Dataset excerpts:
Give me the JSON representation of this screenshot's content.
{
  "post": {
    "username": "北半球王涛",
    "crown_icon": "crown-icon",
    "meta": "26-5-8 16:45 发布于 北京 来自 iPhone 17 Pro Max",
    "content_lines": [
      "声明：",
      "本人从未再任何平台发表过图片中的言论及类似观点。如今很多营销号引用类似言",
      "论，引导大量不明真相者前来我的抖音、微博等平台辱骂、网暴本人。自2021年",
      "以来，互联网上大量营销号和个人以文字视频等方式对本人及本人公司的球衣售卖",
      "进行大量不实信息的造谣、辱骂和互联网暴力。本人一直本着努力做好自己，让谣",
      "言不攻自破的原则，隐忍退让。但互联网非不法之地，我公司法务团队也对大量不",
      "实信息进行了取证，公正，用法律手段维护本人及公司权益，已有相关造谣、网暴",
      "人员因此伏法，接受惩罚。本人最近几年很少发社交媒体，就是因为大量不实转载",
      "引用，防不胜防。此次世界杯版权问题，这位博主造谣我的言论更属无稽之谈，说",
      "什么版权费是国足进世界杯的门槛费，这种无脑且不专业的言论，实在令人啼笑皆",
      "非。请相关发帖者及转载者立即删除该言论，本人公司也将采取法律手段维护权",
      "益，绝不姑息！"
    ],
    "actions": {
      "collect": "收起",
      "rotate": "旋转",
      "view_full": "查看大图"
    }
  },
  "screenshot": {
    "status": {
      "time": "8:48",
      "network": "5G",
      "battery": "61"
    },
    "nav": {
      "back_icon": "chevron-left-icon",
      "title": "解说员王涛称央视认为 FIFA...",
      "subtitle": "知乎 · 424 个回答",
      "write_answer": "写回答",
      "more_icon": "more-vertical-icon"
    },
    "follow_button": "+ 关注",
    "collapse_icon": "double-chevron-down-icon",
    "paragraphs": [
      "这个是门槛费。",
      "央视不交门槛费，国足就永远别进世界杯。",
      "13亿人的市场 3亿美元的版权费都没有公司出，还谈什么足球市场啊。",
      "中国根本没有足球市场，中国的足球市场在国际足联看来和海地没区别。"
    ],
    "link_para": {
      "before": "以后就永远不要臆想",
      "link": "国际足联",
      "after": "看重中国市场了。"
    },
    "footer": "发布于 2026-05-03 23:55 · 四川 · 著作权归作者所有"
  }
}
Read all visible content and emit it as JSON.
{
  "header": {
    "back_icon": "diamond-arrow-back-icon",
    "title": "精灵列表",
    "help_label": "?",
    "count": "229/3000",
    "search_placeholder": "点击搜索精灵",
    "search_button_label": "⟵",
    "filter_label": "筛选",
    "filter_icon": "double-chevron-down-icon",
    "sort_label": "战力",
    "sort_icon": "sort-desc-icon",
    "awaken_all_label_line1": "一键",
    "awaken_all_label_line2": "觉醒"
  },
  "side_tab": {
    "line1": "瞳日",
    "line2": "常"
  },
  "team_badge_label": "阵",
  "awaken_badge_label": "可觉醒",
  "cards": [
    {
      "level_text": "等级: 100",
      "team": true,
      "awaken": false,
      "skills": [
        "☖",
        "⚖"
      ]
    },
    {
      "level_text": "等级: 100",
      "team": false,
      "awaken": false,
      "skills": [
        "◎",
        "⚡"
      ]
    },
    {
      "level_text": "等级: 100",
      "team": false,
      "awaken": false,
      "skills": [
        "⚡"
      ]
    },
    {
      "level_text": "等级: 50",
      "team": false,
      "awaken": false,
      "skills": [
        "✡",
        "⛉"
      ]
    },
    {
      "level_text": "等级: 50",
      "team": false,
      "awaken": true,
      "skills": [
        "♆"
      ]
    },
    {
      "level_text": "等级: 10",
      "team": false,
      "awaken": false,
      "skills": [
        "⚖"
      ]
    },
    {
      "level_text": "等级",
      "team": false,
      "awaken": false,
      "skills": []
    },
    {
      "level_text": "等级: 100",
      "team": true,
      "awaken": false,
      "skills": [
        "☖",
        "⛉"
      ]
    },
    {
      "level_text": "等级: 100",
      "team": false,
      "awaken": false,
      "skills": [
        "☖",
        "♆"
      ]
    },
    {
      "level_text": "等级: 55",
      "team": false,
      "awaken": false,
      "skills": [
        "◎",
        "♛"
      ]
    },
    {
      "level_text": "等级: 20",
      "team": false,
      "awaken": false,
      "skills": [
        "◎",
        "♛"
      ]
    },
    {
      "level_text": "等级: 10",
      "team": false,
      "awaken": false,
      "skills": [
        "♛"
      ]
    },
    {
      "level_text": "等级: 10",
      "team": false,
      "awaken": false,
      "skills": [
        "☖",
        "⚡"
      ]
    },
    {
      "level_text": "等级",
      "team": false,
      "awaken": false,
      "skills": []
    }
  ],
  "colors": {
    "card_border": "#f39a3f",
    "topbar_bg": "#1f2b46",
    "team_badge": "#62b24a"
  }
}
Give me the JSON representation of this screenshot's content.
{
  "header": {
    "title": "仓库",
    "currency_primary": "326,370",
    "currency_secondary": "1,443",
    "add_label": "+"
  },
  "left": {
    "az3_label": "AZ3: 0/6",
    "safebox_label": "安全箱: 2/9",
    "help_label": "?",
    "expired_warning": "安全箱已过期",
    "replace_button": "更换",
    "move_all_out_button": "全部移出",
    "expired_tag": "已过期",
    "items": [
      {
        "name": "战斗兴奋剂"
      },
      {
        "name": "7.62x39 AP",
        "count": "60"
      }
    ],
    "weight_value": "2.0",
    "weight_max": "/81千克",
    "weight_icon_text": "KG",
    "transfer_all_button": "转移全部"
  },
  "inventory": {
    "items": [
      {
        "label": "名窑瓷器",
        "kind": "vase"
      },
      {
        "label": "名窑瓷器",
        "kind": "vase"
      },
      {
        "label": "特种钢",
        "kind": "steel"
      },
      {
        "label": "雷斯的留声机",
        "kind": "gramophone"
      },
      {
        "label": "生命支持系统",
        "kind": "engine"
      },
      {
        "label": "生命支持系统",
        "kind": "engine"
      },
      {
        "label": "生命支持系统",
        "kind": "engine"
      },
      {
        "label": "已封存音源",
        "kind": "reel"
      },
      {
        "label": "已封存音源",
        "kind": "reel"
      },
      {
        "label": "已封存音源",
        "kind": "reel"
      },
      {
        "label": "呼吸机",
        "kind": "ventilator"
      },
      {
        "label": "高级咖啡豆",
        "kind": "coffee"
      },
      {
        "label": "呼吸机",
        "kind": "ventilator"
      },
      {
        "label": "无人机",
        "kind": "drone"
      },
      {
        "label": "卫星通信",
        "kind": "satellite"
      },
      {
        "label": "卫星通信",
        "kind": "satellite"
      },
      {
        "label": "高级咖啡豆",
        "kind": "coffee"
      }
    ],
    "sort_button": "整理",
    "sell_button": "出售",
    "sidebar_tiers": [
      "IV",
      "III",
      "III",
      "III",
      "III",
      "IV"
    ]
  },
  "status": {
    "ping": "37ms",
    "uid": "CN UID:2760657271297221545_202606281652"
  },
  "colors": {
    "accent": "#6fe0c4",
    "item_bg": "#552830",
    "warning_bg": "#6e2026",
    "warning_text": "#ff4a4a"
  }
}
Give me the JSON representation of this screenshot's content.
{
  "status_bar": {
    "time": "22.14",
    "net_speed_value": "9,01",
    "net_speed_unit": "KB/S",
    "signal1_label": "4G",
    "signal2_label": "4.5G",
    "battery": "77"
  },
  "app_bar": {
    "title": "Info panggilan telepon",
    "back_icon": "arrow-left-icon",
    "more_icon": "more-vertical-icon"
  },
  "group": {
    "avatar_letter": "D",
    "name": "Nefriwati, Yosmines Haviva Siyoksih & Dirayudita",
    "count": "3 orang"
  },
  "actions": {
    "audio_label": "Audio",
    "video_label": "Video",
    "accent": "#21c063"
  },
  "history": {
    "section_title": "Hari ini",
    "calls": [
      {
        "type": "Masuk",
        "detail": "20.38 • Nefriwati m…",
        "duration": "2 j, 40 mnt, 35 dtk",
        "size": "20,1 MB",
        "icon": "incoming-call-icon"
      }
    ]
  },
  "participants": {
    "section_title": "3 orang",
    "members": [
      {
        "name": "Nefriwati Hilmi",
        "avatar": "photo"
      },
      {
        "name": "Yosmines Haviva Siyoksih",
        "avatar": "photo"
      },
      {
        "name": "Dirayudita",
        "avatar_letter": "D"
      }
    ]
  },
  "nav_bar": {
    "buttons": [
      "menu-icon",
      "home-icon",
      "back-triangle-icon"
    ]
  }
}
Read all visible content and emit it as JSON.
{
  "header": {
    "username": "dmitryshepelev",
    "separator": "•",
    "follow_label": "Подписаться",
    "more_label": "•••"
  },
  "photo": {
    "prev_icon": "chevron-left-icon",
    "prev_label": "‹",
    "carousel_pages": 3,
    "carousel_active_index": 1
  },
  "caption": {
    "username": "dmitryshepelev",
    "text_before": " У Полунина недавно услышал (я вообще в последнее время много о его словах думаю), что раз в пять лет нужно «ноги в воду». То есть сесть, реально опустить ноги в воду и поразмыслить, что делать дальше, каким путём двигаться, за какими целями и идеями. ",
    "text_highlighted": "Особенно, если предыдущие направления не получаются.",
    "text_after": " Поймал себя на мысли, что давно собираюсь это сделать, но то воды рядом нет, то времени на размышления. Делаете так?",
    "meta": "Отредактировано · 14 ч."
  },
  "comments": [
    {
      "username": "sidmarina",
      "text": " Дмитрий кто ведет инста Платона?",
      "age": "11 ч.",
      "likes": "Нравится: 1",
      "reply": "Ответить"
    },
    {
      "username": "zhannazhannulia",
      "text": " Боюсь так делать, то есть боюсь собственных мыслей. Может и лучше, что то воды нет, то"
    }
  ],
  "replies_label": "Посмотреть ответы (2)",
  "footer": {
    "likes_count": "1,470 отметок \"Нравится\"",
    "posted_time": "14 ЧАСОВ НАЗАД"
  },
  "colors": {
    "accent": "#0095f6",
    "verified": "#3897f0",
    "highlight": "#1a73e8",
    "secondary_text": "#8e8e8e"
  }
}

## WHAT NEEDS TO BE DONE
State how many lines include the string "Yosmines". Give no other information.

## EXPECTED ANSWER
2